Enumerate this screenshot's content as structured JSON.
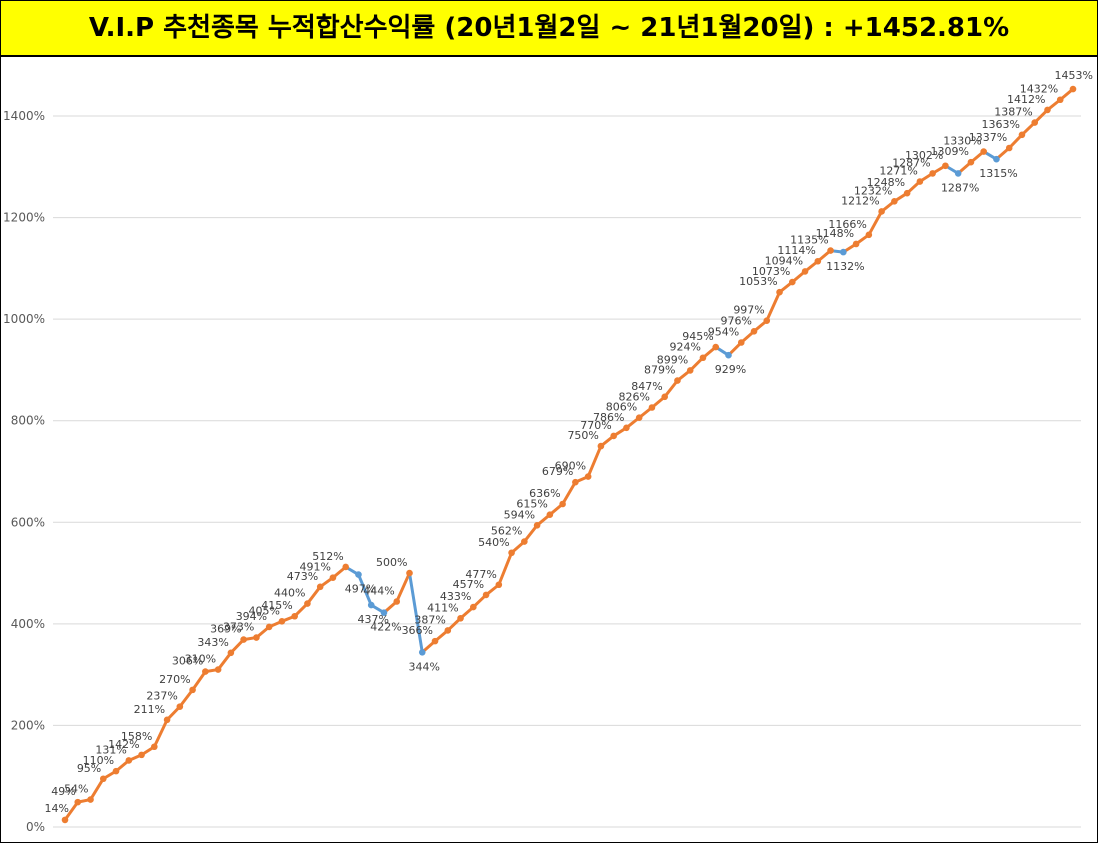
{
  "title": "V.I.P 추천종목 누적합산수익률 (20년1월2일 ~ 21년1월20일) : +1452.81%",
  "chart_data": {
    "type": "line",
    "title": "V.I.P 추천종목 누적합산수익률 (20년1월2일 ~ 21년1월20일) : +1452.81%",
    "xlabel": "",
    "ylabel": "",
    "ylim": [
      0,
      1450
    ],
    "yticks": [
      0,
      200,
      400,
      600,
      800,
      1000,
      1200,
      1400
    ],
    "ytick_labels": [
      "0%",
      "200%",
      "400%",
      "600%",
      "800%",
      "1000%",
      "1200%",
      "1400%"
    ],
    "grid": true,
    "legend": "none",
    "colors": {
      "up": "#ed7d31",
      "down": "#5b9bd5",
      "grid": "#d9d9d9",
      "title_bg": "#ffff00"
    },
    "values": [
      14,
      49,
      54,
      95,
      110,
      131,
      142,
      158,
      211,
      237,
      270,
      306,
      310,
      343,
      369,
      373,
      394,
      405,
      415,
      440,
      473,
      491,
      512,
      497,
      437,
      422,
      444,
      500,
      344,
      366,
      387,
      411,
      433,
      457,
      477,
      540,
      562,
      594,
      615,
      636,
      679,
      690,
      750,
      770,
      786,
      806,
      826,
      847,
      879,
      899,
      924,
      945,
      929,
      954,
      976,
      997,
      1053,
      1073,
      1094,
      1114,
      1135,
      1132,
      1148,
      1166,
      1212,
      1232,
      1248,
      1271,
      1287,
      1302,
      1287,
      1309,
      1330,
      1315,
      1337,
      1363,
      1387,
      1412,
      1432,
      1453
    ],
    "labels": [
      "14%",
      "49%",
      "54%",
      "95%",
      "110%",
      "131%",
      "142%",
      "158%",
      "211%",
      "237%",
      "270%",
      "306%",
      "310%",
      "343%",
      "369%",
      "373%",
      "394%",
      "405%",
      "415%",
      "440%",
      "473%",
      "491%",
      "512%",
      "497%",
      "437%",
      "422%",
      "444%",
      "500%",
      "344%",
      "366%",
      "387%",
      "411%",
      "433%",
      "457%",
      "477%",
      "540%",
      "562%",
      "594%",
      "615%",
      "636%",
      "679%",
      "690%",
      "750%",
      "770%",
      "786%",
      "806%",
      "826%",
      "847%",
      "879%",
      "899%",
      "924%",
      "945%",
      "929%",
      "954%",
      "976%",
      "997%",
      "1053%",
      "1073%",
      "1094%",
      "1114%",
      "1135%",
      "1132%",
      "1148%",
      "1166%",
      "1212%",
      "1232%",
      "1248%",
      "1271%",
      "1287%",
      "1302%",
      "1287%",
      "1309%",
      "1330%",
      "1315%",
      "1337%",
      "1363%",
      "1387%",
      "1412%",
      "1432%",
      "1453%"
    ]
  }
}
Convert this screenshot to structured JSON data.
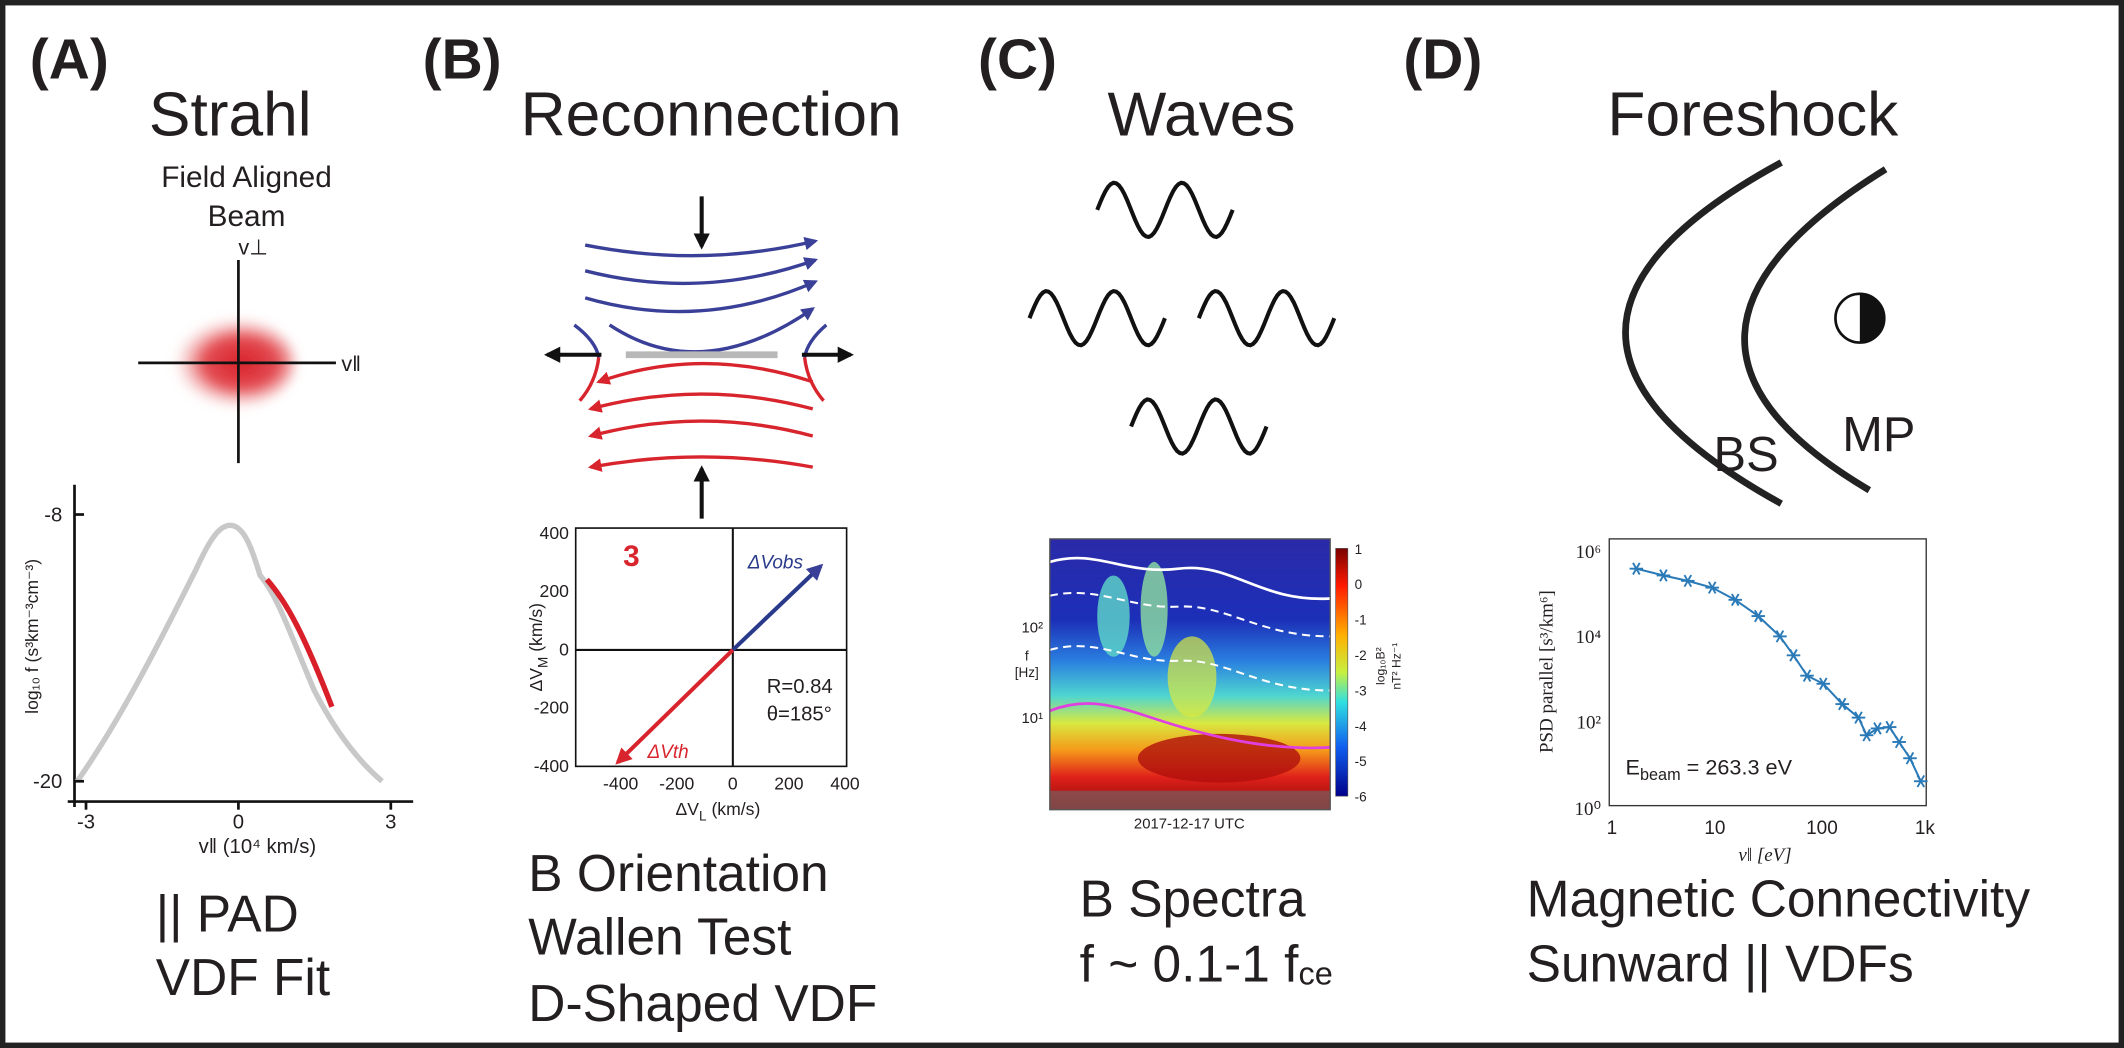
{
  "panels": [
    {
      "label": "(A)",
      "title": "Strahl",
      "subtitle": [
        "Field Aligned",
        "Beam"
      ],
      "axes": {
        "perp": "v⊥",
        "par": "v‖"
      },
      "plot": {
        "ylabel": "log₁₀ f (s³km⁻³cm⁻³)",
        "yticks": [
          -8,
          -20
        ],
        "xticks": [
          -3,
          0,
          3
        ],
        "xlabel": "v‖ (10⁴ km/s)"
      },
      "captions": [
        "|| PAD",
        "VDF Fit"
      ]
    },
    {
      "label": "(B)",
      "title": "Reconnection",
      "plot": {
        "marker": "3",
        "vobs": "ΔVobs",
        "vth": "ΔVth",
        "r": "R=0.84",
        "theta": "θ=185°",
        "yticks": [
          400,
          200,
          0,
          -200,
          -400
        ],
        "xticks": [
          -400,
          -200,
          0,
          200,
          400
        ],
        "ylabel": [
          "ΔV",
          "M",
          " (km/s)"
        ],
        "xlabel": [
          "ΔV",
          "L",
          " (km/s)"
        ]
      },
      "captions": [
        "B Orientation",
        "Wallen Test",
        "D-Shaped VDF"
      ]
    },
    {
      "label": "(C)",
      "title": "Waves",
      "plot": {
        "ylabel": [
          "f",
          "[Hz]"
        ],
        "yticks": [
          "10²",
          "10¹"
        ],
        "cbticks": [
          1,
          0,
          -1,
          -2,
          -3,
          -4,
          -5,
          -6
        ],
        "cblabel": [
          "log₁₀B²",
          "nT² Hz⁻¹"
        ],
        "xlabel": "2017-12-17 UTC"
      },
      "captions": [
        [
          "B Spectra"
        ],
        [
          "f ~ 0.1-1 f",
          "ce"
        ]
      ]
    },
    {
      "label": "(D)",
      "title": "Foreshock",
      "bs": "BS",
      "mp": "MP",
      "plot": {
        "ylabel": "PSD parallel [s³/km⁶]",
        "yticks": [
          "10⁶",
          "10⁴",
          "10²",
          "10⁰"
        ],
        "xticks": [
          "1",
          "10",
          "100",
          "1k"
        ],
        "xlabel": "v‖ [eV]",
        "energy": [
          "E",
          "beam",
          " = 263.3 eV"
        ]
      },
      "captions": [
        "Magnetic Connectivity",
        "Sunward || VDFs"
      ]
    }
  ]
}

::::::

### [Problem]
Exclude the pictures. Write out the remaining data exactly.

### [Exercise solution]
Enumerate this screenshot's content as structured JSON.
{
  "title": "V.I.P 추천종목 누적합산수익률 (20년1월2일 ~ 21년1월20일) : +1452.81%",
  "chart_data": {
    "type": "line",
    "title": "V.I.P 추천종목 누적합산수익률 (20년1월2일 ~ 21년1월20일) : +1452.81%",
    "xlabel": "",
    "ylabel": "",
    "ylim": [
      0,
      1450
    ],
    "yticks": [
      0,
      200,
      400,
      600,
      800,
      1000,
      1200,
      1400
    ],
    "ytick_labels": [
      "0%",
      "200%",
      "400%",
      "600%",
      "800%",
      "1000%",
      "1200%",
      "1400%"
    ],
    "grid": true,
    "legend": "none",
    "colors": {
      "up": "#ed7d31",
      "down": "#5b9bd5",
      "grid": "#d9d9d9",
      "title_bg": "#ffff00"
    },
    "values": [
      14,
      49,
      54,
      95,
      110,
      131,
      142,
      158,
      211,
      237,
      270,
      306,
      310,
      343,
      369,
      373,
      394,
      405,
      415,
      440,
      473,
      491,
      512,
      497,
      437,
      422,
      444,
      500,
      344,
      366,
      387,
      411,
      433,
      457,
      477,
      540,
      562,
      594,
      615,
      636,
      679,
      690,
      750,
      770,
      786,
      806,
      826,
      847,
      879,
      899,
      924,
      945,
      929,
      954,
      976,
      997,
      1053,
      1073,
      1094,
      1114,
      1135,
      1132,
      1148,
      1166,
      1212,
      1232,
      1248,
      1271,
      1287,
      1302,
      1287,
      1309,
      1330,
      1315,
      1337,
      1363,
      1387,
      1412,
      1432,
      1453
    ],
    "labels": [
      "14%",
      "49%",
      "54%",
      "95%",
      "110%",
      "131%",
      "142%",
      "158%",
      "211%",
      "237%",
      "270%",
      "306%",
      "310%",
      "343%",
      "369%",
      "373%",
      "394%",
      "405%",
      "415%",
      "440%",
      "473%",
      "491%",
      "512%",
      "497%",
      "437%",
      "422%",
      "444%",
      "500%",
      "344%",
      "366%",
      "387%",
      "411%",
      "433%",
      "457%",
      "477%",
      "540%",
      "562%",
      "594%",
      "615%",
      "636%",
      "679%",
      "690%",
      "750%",
      "770%",
      "786%",
      "806%",
      "826%",
      "847%",
      "879%",
      "899%",
      "924%",
      "945%",
      "929%",
      "954%",
      "976%",
      "997%",
      "1053%",
      "1073%",
      "1094%",
      "1114%",
      "1135%",
      "1132%",
      "1148%",
      "1166%",
      "1212%",
      "1232%",
      "1248%",
      "1271%",
      "1287%",
      "1302%",
      "1287%",
      "1309%",
      "1330%",
      "1315%",
      "1337%",
      "1363%",
      "1387%",
      "1412%",
      "1432%",
      "1453%"
    ]
  }
}
Convert this screenshot to structured JSON data.
{
  "panels": [
    {
      "label": "(A)",
      "title": "Strahl",
      "subtitle": [
        "Field Aligned",
        "Beam"
      ],
      "axes": {
        "perp": "v⊥",
        "par": "v‖"
      },
      "plot": {
        "ylabel": "log₁₀ f (s³km⁻³cm⁻³)",
        "yticks": [
          -8,
          -20
        ],
        "xticks": [
          -3,
          0,
          3
        ],
        "xlabel": "v‖ (10⁴ km/s)"
      },
      "captions": [
        "|| PAD",
        "VDF Fit"
      ]
    },
    {
      "label": "(B)",
      "title": "Reconnection",
      "plot": {
        "marker": "3",
        "vobs": "ΔVobs",
        "vth": "ΔVth",
        "r": "R=0.84",
        "theta": "θ=185°",
        "yticks": [
          400,
          200,
          0,
          -200,
          -400
        ],
        "xticks": [
          -400,
          -200,
          0,
          200,
          400
        ],
        "ylabel": [
          "ΔV",
          "M",
          " (km/s)"
        ],
        "xlabel": [
          "ΔV",
          "L",
          " (km/s)"
        ]
      },
      "captions": [
        "B Orientation",
        "Wallen Test",
        "D-Shaped VDF"
      ]
    },
    {
      "label": "(C)",
      "title": "Waves",
      "plot": {
        "ylabel": [
          "f",
          "[Hz]"
        ],
        "yticks": [
          "10²",
          "10¹"
        ],
        "cbticks": [
          1,
          0,
          -1,
          -2,
          -3,
          -4,
          -5,
          -6
        ],
        "cblabel": [
          "log₁₀B²",
          "nT² Hz⁻¹"
        ],
        "xlabel": "2017-12-17 UTC"
      },
      "captions": [
        [
          "B Spectra"
        ],
        [
          "f ~ 0.1-1 f",
          "ce"
        ]
      ]
    },
    {
      "label": "(D)",
      "title": "Foreshock",
      "bs": "BS",
      "mp": "MP",
      "plot": {
        "ylabel": "PSD parallel [s³/km⁶]",
        "yticks": [
          "10⁶",
          "10⁴",
          "10²",
          "10⁰"
        ],
        "xticks": [
          "1",
          "10",
          "100",
          "1k"
        ],
        "xlabel": "v‖ [eV]",
        "energy": [
          "E",
          "beam",
          " = 263.3 eV"
        ]
      },
      "captions": [
        "Magnetic Connectivity",
        "Sunward || VDFs"
      ]
    }
  ]
}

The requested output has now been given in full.